■ **WHAT IS BEING ASKED**:
Copy all of the material below exactly.

--- start LISTED ENTRIES ---

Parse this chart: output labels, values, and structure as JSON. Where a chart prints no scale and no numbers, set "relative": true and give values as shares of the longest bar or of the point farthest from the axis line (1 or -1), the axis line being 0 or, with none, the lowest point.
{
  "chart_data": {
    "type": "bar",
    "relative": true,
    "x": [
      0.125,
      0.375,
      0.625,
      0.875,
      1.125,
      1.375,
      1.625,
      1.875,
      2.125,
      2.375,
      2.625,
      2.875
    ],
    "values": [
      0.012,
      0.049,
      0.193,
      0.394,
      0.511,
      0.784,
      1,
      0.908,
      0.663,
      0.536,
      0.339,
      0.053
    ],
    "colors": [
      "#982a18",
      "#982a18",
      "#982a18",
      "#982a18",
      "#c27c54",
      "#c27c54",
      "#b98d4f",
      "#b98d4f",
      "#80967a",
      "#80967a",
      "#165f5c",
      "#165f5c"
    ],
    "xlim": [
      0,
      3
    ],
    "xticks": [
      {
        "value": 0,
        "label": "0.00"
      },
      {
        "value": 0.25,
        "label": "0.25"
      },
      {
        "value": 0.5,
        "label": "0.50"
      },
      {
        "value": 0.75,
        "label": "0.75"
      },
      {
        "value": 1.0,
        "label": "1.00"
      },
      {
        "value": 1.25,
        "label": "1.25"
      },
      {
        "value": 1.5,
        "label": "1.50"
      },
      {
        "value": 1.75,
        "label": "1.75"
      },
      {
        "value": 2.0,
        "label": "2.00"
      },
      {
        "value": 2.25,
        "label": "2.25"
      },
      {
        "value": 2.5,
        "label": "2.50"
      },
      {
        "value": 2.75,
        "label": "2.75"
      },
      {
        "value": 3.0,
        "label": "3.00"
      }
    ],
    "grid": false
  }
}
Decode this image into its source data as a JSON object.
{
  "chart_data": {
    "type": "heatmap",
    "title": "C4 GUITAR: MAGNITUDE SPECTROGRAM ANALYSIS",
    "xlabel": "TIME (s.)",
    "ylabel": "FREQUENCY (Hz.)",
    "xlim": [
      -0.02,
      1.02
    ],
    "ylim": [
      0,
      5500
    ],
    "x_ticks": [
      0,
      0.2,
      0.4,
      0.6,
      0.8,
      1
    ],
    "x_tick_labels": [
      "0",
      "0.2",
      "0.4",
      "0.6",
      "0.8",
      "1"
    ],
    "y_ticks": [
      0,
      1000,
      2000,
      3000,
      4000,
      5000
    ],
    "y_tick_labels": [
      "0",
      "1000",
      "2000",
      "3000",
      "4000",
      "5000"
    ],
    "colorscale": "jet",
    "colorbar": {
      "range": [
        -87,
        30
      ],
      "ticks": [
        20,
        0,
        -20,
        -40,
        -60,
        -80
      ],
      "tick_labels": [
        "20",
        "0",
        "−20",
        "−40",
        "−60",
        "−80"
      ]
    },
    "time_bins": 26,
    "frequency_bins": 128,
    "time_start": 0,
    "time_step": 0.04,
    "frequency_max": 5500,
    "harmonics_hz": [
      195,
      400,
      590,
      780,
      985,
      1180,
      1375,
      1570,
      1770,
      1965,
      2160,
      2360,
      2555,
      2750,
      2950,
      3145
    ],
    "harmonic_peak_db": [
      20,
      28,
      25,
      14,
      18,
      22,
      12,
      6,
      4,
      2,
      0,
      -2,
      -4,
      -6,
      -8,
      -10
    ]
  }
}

--- end LISTED ENTRIES ---

■ **WRITTEN ANSWER**:
Parse this chart: output labels, values, and structure as JSON. Where a chart prints no scale and no numbers, set "relative": true and give values as shares of the longest bar or of the point farthest from the axis line (1 or -1), the axis line being 0 or, with none, the lowest point.
{
  "chart_data": {
    "type": "bar",
    "relative": true,
    "x": [
      0.125,
      0.375,
      0.625,
      0.875,
      1.125,
      1.375,
      1.625,
      1.875,
      2.125,
      2.375,
      2.625,
      2.875
    ],
    "values": [
      0.012,
      0.049,
      0.193,
      0.394,
      0.511,
      0.784,
      1,
      0.908,
      0.663,
      0.536,
      0.339,
      0.053
    ],
    "colors": [
      "#982a18",
      "#982a18",
      "#982a18",
      "#982a18",
      "#c27c54",
      "#c27c54",
      "#b98d4f",
      "#b98d4f",
      "#80967a",
      "#80967a",
      "#165f5c",
      "#165f5c"
    ],
    "xlim": [
      0,
      3
    ],
    "xticks": [
      {
        "value": 0,
        "label": "0.00"
      },
      {
        "value": 0.25,
        "label": "0.25"
      },
      {
        "value": 0.5,
        "label": "0.50"
      },
      {
        "value": 0.75,
        "label": "0.75"
      },
      {
        "value": 1.0,
        "label": "1.00"
      },
      {
        "value": 1.25,
        "label": "1.25"
      },
      {
        "value": 1.5,
        "label": "1.50"
      },
      {
        "value": 1.75,
        "label": "1.75"
      },
      {
        "value": 2.0,
        "label": "2.00"
      },
      {
        "value": 2.25,
        "label": "2.25"
      },
      {
        "value": 2.5,
        "label": "2.50"
      },
      {
        "value": 2.75,
        "label": "2.75"
      },
      {
        "value": 3.0,
        "label": "3.00"
      }
    ],
    "grid": false
  }
}
Decode this image into its source data as a JSON object.
{
  "chart_data": {
    "type": "heatmap",
    "title": "C4 GUITAR: MAGNITUDE SPECTROGRAM ANALYSIS",
    "xlabel": "TIME (s.)",
    "ylabel": "FREQUENCY (Hz.)",
    "xlim": [
      -0.02,
      1.02
    ],
    "ylim": [
      0,
      5500
    ],
    "x_ticks": [
      0,
      0.2,
      0.4,
      0.6,
      0.8,
      1
    ],
    "x_tick_labels": [
      "0",
      "0.2",
      "0.4",
      "0.6",
      "0.8",
      "1"
    ],
    "y_ticks": [
      0,
      1000,
      2000,
      3000,
      4000,
      5000
    ],
    "y_tick_labels": [
      "0",
      "1000",
      "2000",
      "3000",
      "4000",
      "5000"
    ],
    "colorscale": "jet",
    "colorbar": {
      "range": [
        -87,
        30
      ],
      "ticks": [
        20,
        0,
        -20,
        -40,
        -60,
        -80
      ],
      "tick_labels": [
        "20",
        "0",
        "−20",
        "−40",
        "−60",
        "−80"
      ]
    },
    "time_bins": 26,
    "frequency_bins": 128,
    "time_start": 0,
    "time_step": 0.04,
    "frequency_max": 5500,
    "harmonics_hz": [
      195,
      400,
      590,
      780,
      985,
      1180,
      1375,
      1570,
      1770,
      1965,
      2160,
      2360,
      2555,
      2750,
      2950,
      3145
    ],
    "harmonic_peak_db": [
      20,
      28,
      25,
      14,
      18,
      22,
      12,
      6,
      4,
      2,
      0,
      -2,
      -4,
      -6,
      -8,
      -10
    ]
  }
}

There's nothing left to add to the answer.